--- Start Provided data ---
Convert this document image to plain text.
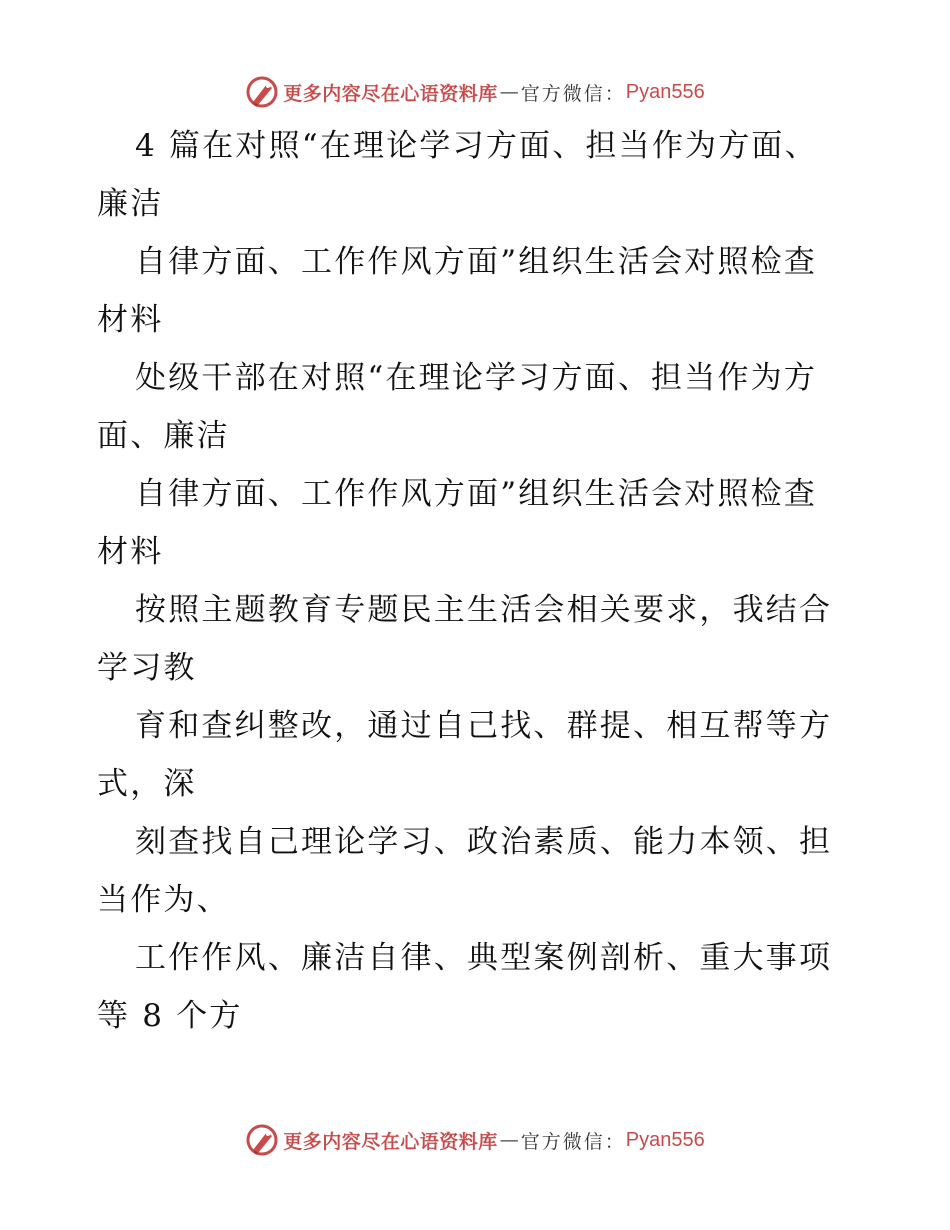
更多内容尽在心语资料库 — 官方微信： Pyan556
4 篇在对照“在理论学习方面、担当作为方面、
廉洁
自律方面、工作作风方面”组织生活会对照检查
材料
处级干部在对照“在理论学习方面、担当作为方
面、廉洁
自律方面、工作作风方面”组织生活会对照检查
材料
按照主题教育专题民主生活会相关要求，我结合
学习教
育和查纠整改，通过自己找、群提、相互帮等方
式，深
刻查找自己理论学习、政治素质、能力本领、担
当作为、
工作作风、廉洁自律、典型案例剖析、重大事项
等 8 个方
更多内容尽在心语资料库 — 官方微信： Pyan556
--- End Provided data ---
▶ **Do this**:
Pictures are excluded; repeat every record exactly.

▶ **Solution to the exercise**:
Convert this document image to plain text.
更多内容尽在心语资料库 — 官方微信： Pyan556
4 篇在对照“在理论学习方面、担当作为方面、
廉洁
自律方面、工作作风方面”组织生活会对照检查
材料
处级干部在对照“在理论学习方面、担当作为方
面、廉洁
自律方面、工作作风方面”组织生活会对照检查
材料
按照主题教育专题民主生活会相关要求，我结合
学习教
育和查纠整改，通过自己找、群提、相互帮等方
式，深
刻查找自己理论学习、政治素质、能力本领、担
当作为、
工作作风、廉洁自律、典型案例剖析、重大事项
等 8 个方
更多内容尽在心语资料库 — 官方微信： Pyan556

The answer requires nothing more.